::: Records for processing :::
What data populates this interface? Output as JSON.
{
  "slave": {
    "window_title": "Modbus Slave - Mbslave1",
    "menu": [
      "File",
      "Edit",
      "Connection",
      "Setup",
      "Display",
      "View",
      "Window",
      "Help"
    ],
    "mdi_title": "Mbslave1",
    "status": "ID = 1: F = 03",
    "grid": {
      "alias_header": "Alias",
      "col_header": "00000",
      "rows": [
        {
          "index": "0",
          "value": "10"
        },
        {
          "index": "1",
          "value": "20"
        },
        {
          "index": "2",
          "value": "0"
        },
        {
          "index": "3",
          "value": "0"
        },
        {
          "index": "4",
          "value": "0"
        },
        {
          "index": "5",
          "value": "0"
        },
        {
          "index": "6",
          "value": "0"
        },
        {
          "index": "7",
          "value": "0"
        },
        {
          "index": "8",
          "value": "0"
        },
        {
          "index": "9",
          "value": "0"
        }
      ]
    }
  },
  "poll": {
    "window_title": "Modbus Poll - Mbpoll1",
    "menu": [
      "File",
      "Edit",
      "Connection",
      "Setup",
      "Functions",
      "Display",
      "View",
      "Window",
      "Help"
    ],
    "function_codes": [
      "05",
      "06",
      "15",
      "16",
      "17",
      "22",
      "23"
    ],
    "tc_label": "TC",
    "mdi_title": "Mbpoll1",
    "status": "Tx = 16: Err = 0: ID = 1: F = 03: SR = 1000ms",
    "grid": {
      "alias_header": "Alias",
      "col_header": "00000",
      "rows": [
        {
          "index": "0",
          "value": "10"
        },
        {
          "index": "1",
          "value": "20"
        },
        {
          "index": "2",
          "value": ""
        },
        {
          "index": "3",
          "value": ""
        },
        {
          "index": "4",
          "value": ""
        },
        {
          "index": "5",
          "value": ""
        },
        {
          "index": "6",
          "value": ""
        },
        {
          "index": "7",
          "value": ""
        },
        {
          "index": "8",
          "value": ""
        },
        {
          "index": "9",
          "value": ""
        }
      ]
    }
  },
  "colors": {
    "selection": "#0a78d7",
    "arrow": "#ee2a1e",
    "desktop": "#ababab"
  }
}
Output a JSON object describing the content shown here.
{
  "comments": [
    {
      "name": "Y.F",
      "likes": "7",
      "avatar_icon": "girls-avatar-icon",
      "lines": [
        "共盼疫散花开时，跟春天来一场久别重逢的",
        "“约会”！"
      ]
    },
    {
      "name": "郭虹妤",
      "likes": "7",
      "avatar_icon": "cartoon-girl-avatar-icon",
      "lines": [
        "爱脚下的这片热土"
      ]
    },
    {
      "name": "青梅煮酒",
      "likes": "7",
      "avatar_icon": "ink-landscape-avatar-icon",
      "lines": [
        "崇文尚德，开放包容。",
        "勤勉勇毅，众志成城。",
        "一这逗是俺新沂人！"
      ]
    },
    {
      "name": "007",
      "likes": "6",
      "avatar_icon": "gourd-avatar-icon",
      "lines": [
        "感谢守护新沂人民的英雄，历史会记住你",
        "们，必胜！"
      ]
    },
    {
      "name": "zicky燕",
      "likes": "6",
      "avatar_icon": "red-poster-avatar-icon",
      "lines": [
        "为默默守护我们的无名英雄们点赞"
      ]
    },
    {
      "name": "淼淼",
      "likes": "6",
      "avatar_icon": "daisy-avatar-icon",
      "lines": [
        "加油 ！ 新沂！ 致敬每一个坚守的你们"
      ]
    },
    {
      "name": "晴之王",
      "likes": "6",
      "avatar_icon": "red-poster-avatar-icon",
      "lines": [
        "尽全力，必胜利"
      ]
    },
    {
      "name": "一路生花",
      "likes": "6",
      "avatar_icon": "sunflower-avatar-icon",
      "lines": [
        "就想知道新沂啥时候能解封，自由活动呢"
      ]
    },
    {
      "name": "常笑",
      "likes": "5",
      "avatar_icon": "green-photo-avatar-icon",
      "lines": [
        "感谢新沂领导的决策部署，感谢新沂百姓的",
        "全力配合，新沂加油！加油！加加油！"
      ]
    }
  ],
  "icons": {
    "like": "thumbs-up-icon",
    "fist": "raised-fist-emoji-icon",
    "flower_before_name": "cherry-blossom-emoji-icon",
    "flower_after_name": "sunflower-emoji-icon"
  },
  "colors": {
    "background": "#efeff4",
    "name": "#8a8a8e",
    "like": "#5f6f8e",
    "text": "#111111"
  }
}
:::
-- Work to be completed --
Your answer should be a single number: how many lines of the material contain the word "sunflower".

-- Task response --
2